▶ _GIVEN INSTRUCTION_
Carry none of the pictures over; set down the material below exactly.

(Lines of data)
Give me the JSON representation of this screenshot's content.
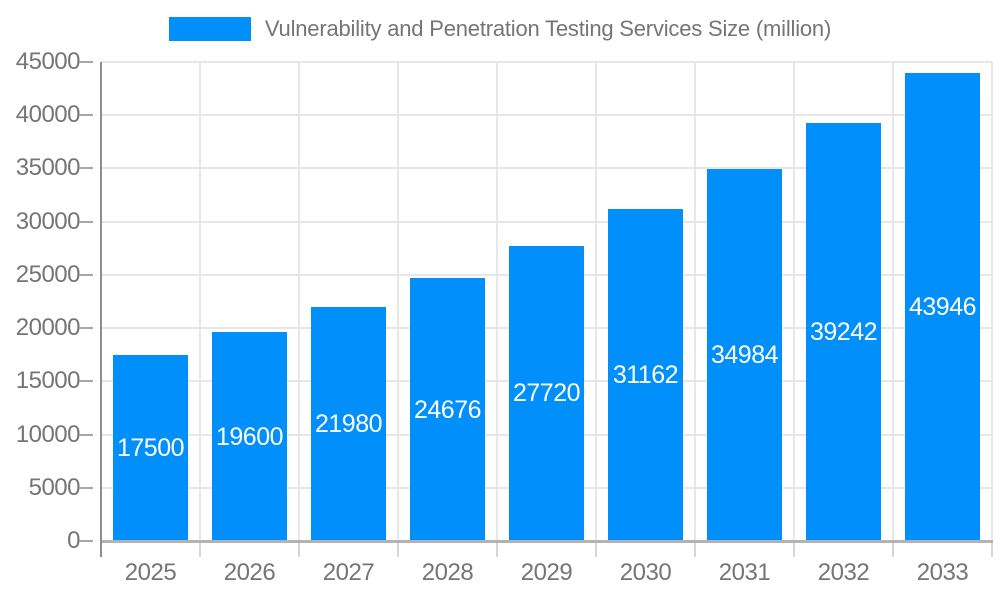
{
  "page": {
    "background": "#ffffff"
  },
  "chart_data": {
    "type": "bar",
    "title": "Vulnerability and Penetration Testing Services Size (million)",
    "legend_position": "top",
    "legend": [
      {
        "label": "Vulnerability and Penetration Testing Services Size (million)",
        "color": "#008FFB"
      }
    ],
    "categories": [
      "2025",
      "2026",
      "2027",
      "2028",
      "2029",
      "2030",
      "2031",
      "2032",
      "2033"
    ],
    "values": [
      17500,
      19600,
      21980,
      24676,
      27720,
      31162,
      34984,
      39242,
      43946
    ],
    "bar_value_labels": [
      "17500",
      "19600",
      "21980",
      "24676",
      "27720",
      "31162",
      "34984",
      "39242",
      "43946"
    ],
    "xlabel": "",
    "ylabel": "",
    "ylim": [
      0,
      45000
    ],
    "ytick_step": 5000,
    "ytick_labels": [
      "0",
      "5000",
      "10000",
      "15000",
      "20000",
      "25000",
      "30000",
      "35000",
      "40000",
      "45000"
    ],
    "grid": true,
    "colors": {
      "bar": "#008FFB",
      "bar_label_text": "#ffffff",
      "axis_text": "#757575",
      "gridline": "#e7e7e7",
      "y_axis_line": "#8e8e8e",
      "x_axis_line": "#b3b3b3",
      "x_tick": "#d6d6d6",
      "y_tick": "#a8a8a8"
    }
  }
}
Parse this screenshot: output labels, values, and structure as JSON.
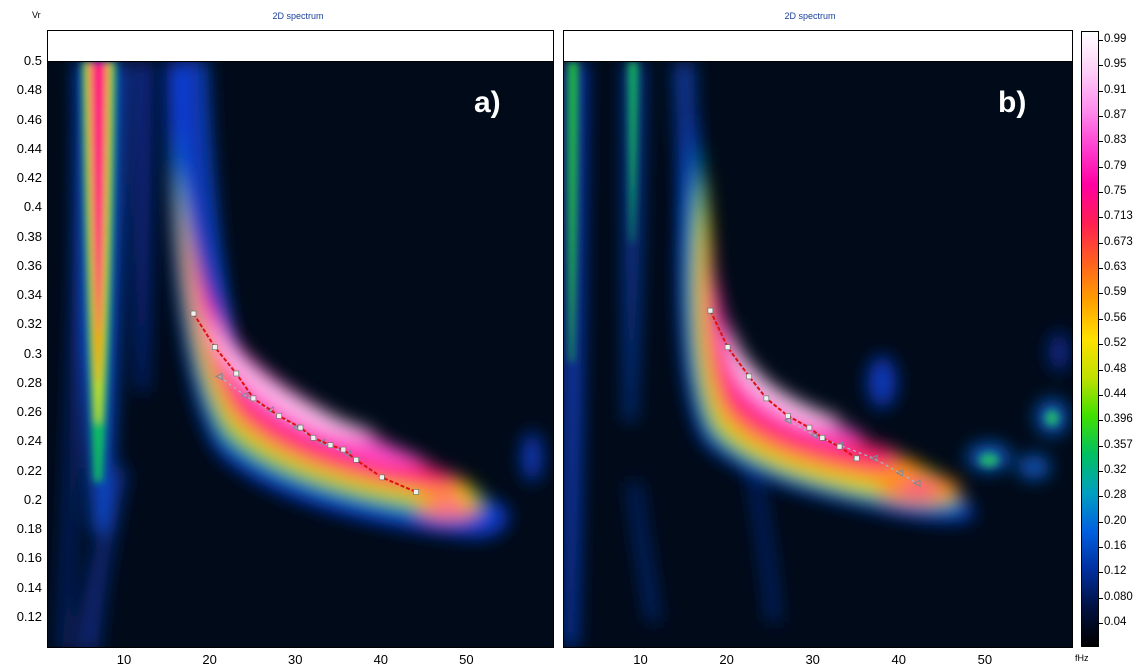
{
  "panels": [
    {
      "id": "a",
      "title": "2D spectrum",
      "label": "a)"
    },
    {
      "id": "b",
      "title": "2D spectrum",
      "label": "b)"
    }
  ],
  "axes": {
    "y_unit": "Vr",
    "x_unit": "fHz",
    "y_ticks": [
      "0.5",
      "0.48",
      "0.46",
      "0.44",
      "0.42",
      "0.4",
      "0.38",
      "0.36",
      "0.34",
      "0.32",
      "0.3",
      "0.28",
      "0.26",
      "0.24",
      "0.22",
      "0.2",
      "0.18",
      "0.16",
      "0.14",
      "0.12"
    ],
    "x_ticks": [
      "10",
      "20",
      "30",
      "40",
      "50"
    ]
  },
  "colorbar": {
    "ticks": [
      "0.99",
      "0.95",
      "0.91",
      "0.87",
      "0.83",
      "0.79",
      "0.75",
      "0.713",
      "0.673",
      "0.63",
      "0.59",
      "0.56",
      "0.52",
      "0.48",
      "0.44",
      "0.396",
      "0.357",
      "0.32",
      "0.28",
      "0.20",
      "0.16",
      "0.12",
      "0.080",
      "0.04"
    ],
    "colors": [
      "#000000",
      "#001040",
      "#0030a0",
      "#0060e0",
      "#00a0c0",
      "#00c060",
      "#40e000",
      "#c0e000",
      "#ffe000",
      "#ffa000",
      "#ff6020",
      "#ff2050",
      "#ff00a0",
      "#ff40d0",
      "#ff90ee",
      "#ffd0f8",
      "#ffffff"
    ]
  },
  "chart_data": [
    {
      "type": "heatmap",
      "title": "2D spectrum",
      "xlabel": "fHz",
      "ylabel": "Vr",
      "xlim": [
        1,
        60
      ],
      "ylim": [
        0.1,
        0.5
      ],
      "picked_curve": [
        {
          "x": 18,
          "y": 0.328
        },
        {
          "x": 20.5,
          "y": 0.305
        },
        {
          "x": 23,
          "y": 0.287
        },
        {
          "x": 25,
          "y": 0.27
        },
        {
          "x": 28,
          "y": 0.258
        },
        {
          "x": 30.5,
          "y": 0.25
        },
        {
          "x": 32,
          "y": 0.243
        },
        {
          "x": 34,
          "y": 0.238
        },
        {
          "x": 35.5,
          "y": 0.235
        },
        {
          "x": 37,
          "y": 0.228
        },
        {
          "x": 40,
          "y": 0.216
        },
        {
          "x": 44,
          "y": 0.206
        }
      ],
      "secondary_curve": [
        {
          "x": 21,
          "y": 0.285
        },
        {
          "x": 24,
          "y": 0.272
        },
        {
          "x": 27,
          "y": 0.262
        },
        {
          "x": 30,
          "y": 0.25
        },
        {
          "x": 33,
          "y": 0.24
        },
        {
          "x": 36,
          "y": 0.232
        }
      ]
    },
    {
      "type": "heatmap",
      "title": "2D spectrum",
      "xlabel": "fHz",
      "ylabel": "Vr",
      "xlim": [
        1,
        60
      ],
      "ylim": [
        0.1,
        0.5
      ],
      "picked_curve": [
        {
          "x": 18,
          "y": 0.33
        },
        {
          "x": 20,
          "y": 0.305
        },
        {
          "x": 22.5,
          "y": 0.285
        },
        {
          "x": 24.5,
          "y": 0.27
        },
        {
          "x": 27,
          "y": 0.258
        },
        {
          "x": 29.5,
          "y": 0.25
        },
        {
          "x": 31,
          "y": 0.243
        },
        {
          "x": 33,
          "y": 0.237
        },
        {
          "x": 35,
          "y": 0.229
        }
      ],
      "secondary_curve": [
        {
          "x": 27,
          "y": 0.255
        },
        {
          "x": 30,
          "y": 0.245
        },
        {
          "x": 33,
          "y": 0.238
        },
        {
          "x": 37,
          "y": 0.229
        },
        {
          "x": 40,
          "y": 0.219
        },
        {
          "x": 42,
          "y": 0.212
        }
      ]
    }
  ]
}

▶ _SOLUTION FOR THIS TASK_
Give me the JSON representation of this screenshot's content.
{
  "page": {
    "background": "#ffffff"
  },
  "chart_data": {
    "type": "bar",
    "title": "Vulnerability and Penetration Testing Services Size (million)",
    "legend_position": "top",
    "legend": [
      {
        "label": "Vulnerability and Penetration Testing Services Size (million)",
        "color": "#008FFB"
      }
    ],
    "categories": [
      "2025",
      "2026",
      "2027",
      "2028",
      "2029",
      "2030",
      "2031",
      "2032",
      "2033"
    ],
    "values": [
      17500,
      19600,
      21980,
      24676,
      27720,
      31162,
      34984,
      39242,
      43946
    ],
    "bar_value_labels": [
      "17500",
      "19600",
      "21980",
      "24676",
      "27720",
      "31162",
      "34984",
      "39242",
      "43946"
    ],
    "xlabel": "",
    "ylabel": "",
    "ylim": [
      0,
      45000
    ],
    "ytick_step": 5000,
    "ytick_labels": [
      "0",
      "5000",
      "10000",
      "15000",
      "20000",
      "25000",
      "30000",
      "35000",
      "40000",
      "45000"
    ],
    "grid": true,
    "colors": {
      "bar": "#008FFB",
      "bar_label_text": "#ffffff",
      "axis_text": "#757575",
      "gridline": "#e7e7e7",
      "y_axis_line": "#8e8e8e",
      "x_axis_line": "#b3b3b3",
      "x_tick": "#d6d6d6",
      "y_tick": "#a8a8a8"
    }
  }
}
Parse this screenshot: output labels, values, and structure as JSON.
{
  "panels": [
    {
      "id": "a",
      "title": "2D spectrum",
      "label": "a)"
    },
    {
      "id": "b",
      "title": "2D spectrum",
      "label": "b)"
    }
  ],
  "axes": {
    "y_unit": "Vr",
    "x_unit": "fHz",
    "y_ticks": [
      "0.5",
      "0.48",
      "0.46",
      "0.44",
      "0.42",
      "0.4",
      "0.38",
      "0.36",
      "0.34",
      "0.32",
      "0.3",
      "0.28",
      "0.26",
      "0.24",
      "0.22",
      "0.2",
      "0.18",
      "0.16",
      "0.14",
      "0.12"
    ],
    "x_ticks": [
      "10",
      "20",
      "30",
      "40",
      "50"
    ]
  },
  "colorbar": {
    "ticks": [
      "0.99",
      "0.95",
      "0.91",
      "0.87",
      "0.83",
      "0.79",
      "0.75",
      "0.713",
      "0.673",
      "0.63",
      "0.59",
      "0.56",
      "0.52",
      "0.48",
      "0.44",
      "0.396",
      "0.357",
      "0.32",
      "0.28",
      "0.20",
      "0.16",
      "0.12",
      "0.080",
      "0.04"
    ],
    "colors": [
      "#000000",
      "#001040",
      "#0030a0",
      "#0060e0",
      "#00a0c0",
      "#00c060",
      "#40e000",
      "#c0e000",
      "#ffe000",
      "#ffa000",
      "#ff6020",
      "#ff2050",
      "#ff00a0",
      "#ff40d0",
      "#ff90ee",
      "#ffd0f8",
      "#ffffff"
    ]
  },
  "chart_data": [
    {
      "type": "heatmap",
      "title": "2D spectrum",
      "xlabel": "fHz",
      "ylabel": "Vr",
      "xlim": [
        1,
        60
      ],
      "ylim": [
        0.1,
        0.5
      ],
      "picked_curve": [
        {
          "x": 18,
          "y": 0.328
        },
        {
          "x": 20.5,
          "y": 0.305
        },
        {
          "x": 23,
          "y": 0.287
        },
        {
          "x": 25,
          "y": 0.27
        },
        {
          "x": 28,
          "y": 0.258
        },
        {
          "x": 30.5,
          "y": 0.25
        },
        {
          "x": 32,
          "y": 0.243
        },
        {
          "x": 34,
          "y": 0.238
        },
        {
          "x": 35.5,
          "y": 0.235
        },
        {
          "x": 37,
          "y": 0.228
        },
        {
          "x": 40,
          "y": 0.216
        },
        {
          "x": 44,
          "y": 0.206
        }
      ],
      "secondary_curve": [
        {
          "x": 21,
          "y": 0.285
        },
        {
          "x": 24,
          "y": 0.272
        },
        {
          "x": 27,
          "y": 0.262
        },
        {
          "x": 30,
          "y": 0.25
        },
        {
          "x": 33,
          "y": 0.24
        },
        {
          "x": 36,
          "y": 0.232
        }
      ]
    },
    {
      "type": "heatmap",
      "title": "2D spectrum",
      "xlabel": "fHz",
      "ylabel": "Vr",
      "xlim": [
        1,
        60
      ],
      "ylim": [
        0.1,
        0.5
      ],
      "picked_curve": [
        {
          "x": 18,
          "y": 0.33
        },
        {
          "x": 20,
          "y": 0.305
        },
        {
          "x": 22.5,
          "y": 0.285
        },
        {
          "x": 24.5,
          "y": 0.27
        },
        {
          "x": 27,
          "y": 0.258
        },
        {
          "x": 29.5,
          "y": 0.25
        },
        {
          "x": 31,
          "y": 0.243
        },
        {
          "x": 33,
          "y": 0.237
        },
        {
          "x": 35,
          "y": 0.229
        }
      ],
      "secondary_curve": [
        {
          "x": 27,
          "y": 0.255
        },
        {
          "x": 30,
          "y": 0.245
        },
        {
          "x": 33,
          "y": 0.238
        },
        {
          "x": 37,
          "y": 0.229
        },
        {
          "x": 40,
          "y": 0.219
        },
        {
          "x": 42,
          "y": 0.212
        }
      ]
    }
  ]
}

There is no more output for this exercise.